Dataset entries

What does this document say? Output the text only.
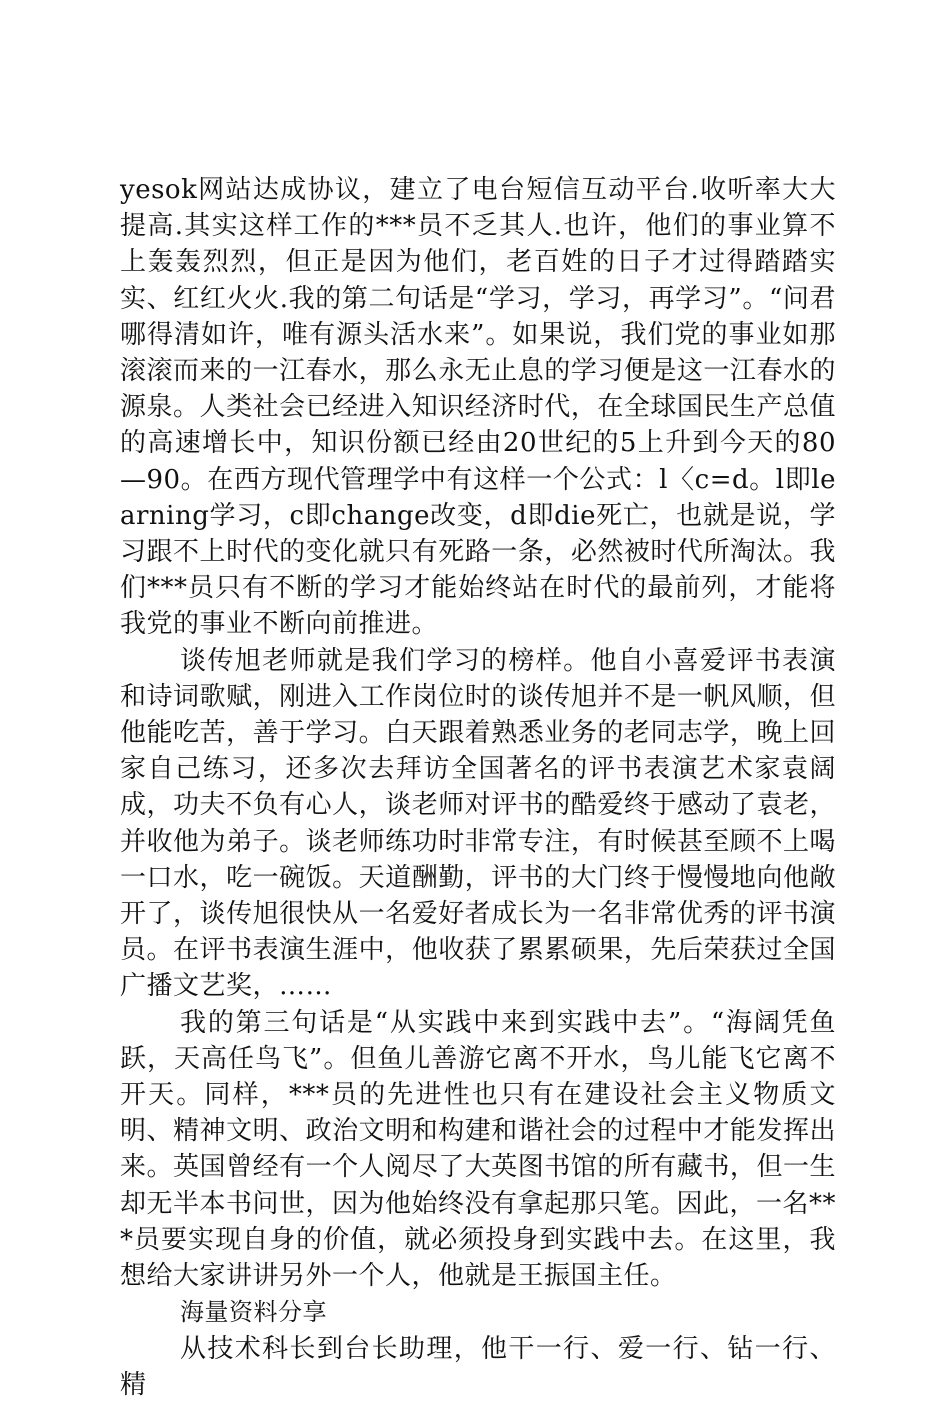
yesok网站达成协议，建立了电台短信互动平台.收听率大大提高.其实这样工作的***员不乏其人.也许，他们的事业算不上轰轰烈烈，但正是因为他们，老百姓的日子才过得踏踏实实、红红火火.我的第二句话是“学习，学习，再学习”。“问君哪得清如许，唯有源头活水来”。如果说，我们党的事业如那滚滚而来的一江春水，那么永无止息的学习便是这一江春水的源泉。人类社会已经进入知识经济时代，在全球国民生产总值的高速增长中，知识份额已经由20世纪的5上升到今天的80—90。在西方现代管理学中有这样一个公式：l〈c=d。l即learning学习，c即change改变，d即die死亡，也就是说，学习跟不上时代的变化就只有死路一条，必然被时代所淘汰。我们***员只有不断的学习才能始终站在时代的最前列，才能将我党的事业不断向前推进。

谈传旭老师就是我们学习的榜样。他自小喜爱评书表演和诗词歌赋，刚进入工作岗位时的谈传旭并不是一帆风顺，但他能吃苦，善于学习。白天跟着熟悉业务的老同志学，晚上回家自己练习，还多次去拜访全国著名的评书表演艺术家袁阔成，功夫不负有心人，谈老师对评书的酷爱终于感动了袁老，并收他为弟子。谈老师练功时非常专注，有时候甚至顾不上喝一口水，吃一碗饭。天道酬勤，评书的大门终于慢慢地向他敞开了，谈传旭很快从一名爱好者成长为一名非常优秀的评书演员。在评书表演生涯中，他收获了累累硕果，先后荣获过全国广播文艺奖，……

我的第三句话是“从实践中来到实践中去”。“海阔凭鱼跃，天高任鸟飞”。但鱼儿善游它离不开水，鸟儿能飞它离不开天。同样，***员的先进性也只有在建设社会主义物质文明、精神文明、政治文明和构建和谐社会的过程中才能发挥出来。英国曾经有一个人阅尽了大英图书馆的所有藏书，但一生却无半本书问世，因为他始终没有拿起那只笔。因此，一名***员要实现自身的价值，就必须投身到实践中去。在这里，我想给大家讲讲另外一个人，他就是王振国主任。

海量资料分享

从技术科长到台长助理，他干一行、爱一行、钻一行、精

(Aim)
From the listing, extract all text exactly as given and drop any picture.

(Exercise solution)
What does this document say? Output the text only.
yesok网站达成协议，建立了电台短信互动平台.收听率大大提高.其实这样工作的***员不乏其人.也许，他们的事业算不上轰轰烈烈，但正是因为他们，老百姓的日子才过得踏踏实实、红红火火.我的第二句话是“学习，学习，再学习”。“问君哪得清如许，唯有源头活水来”。如果说，我们党的事业如那滚滚而来的一江春水，那么永无止息的学习便是这一江春水的源泉。人类社会已经进入知识经济时代，在全球国民生产总值的高速增长中，知识份额已经由20世纪的5上升到今天的80—90。在西方现代管理学中有这样一个公式：l〈c=d。l即learning学习，c即change改变，d即die死亡，也就是说，学习跟不上时代的变化就只有死路一条，必然被时代所淘汰。我们***员只有不断的学习才能始终站在时代的最前列，才能将我党的事业不断向前推进。

谈传旭老师就是我们学习的榜样。他自小喜爱评书表演和诗词歌赋，刚进入工作岗位时的谈传旭并不是一帆风顺，但他能吃苦，善于学习。白天跟着熟悉业务的老同志学，晚上回家自己练习，还多次去拜访全国著名的评书表演艺术家袁阔成，功夫不负有心人，谈老师对评书的酷爱终于感动了袁老，并收他为弟子。谈老师练功时非常专注，有时候甚至顾不上喝一口水，吃一碗饭。天道酬勤，评书的大门终于慢慢地向他敞开了，谈传旭很快从一名爱好者成长为一名非常优秀的评书演员。在评书表演生涯中，他收获了累累硕果，先后荣获过全国广播文艺奖，……

我的第三句话是“从实践中来到实践中去”。“海阔凭鱼跃，天高任鸟飞”。但鱼儿善游它离不开水，鸟儿能飞它离不开天。同样，***员的先进性也只有在建设社会主义物质文明、精神文明、政治文明和构建和谐社会的过程中才能发挥出来。英国曾经有一个人阅尽了大英图书馆的所有藏书，但一生却无半本书问世，因为他始终没有拿起那只笔。因此，一名***员要实现自身的价值，就必须投身到实践中去。在这里，我想给大家讲讲另外一个人，他就是王振国主任。

海量资料分享

从技术科长到台长助理，他干一行、爱一行、钻一行、精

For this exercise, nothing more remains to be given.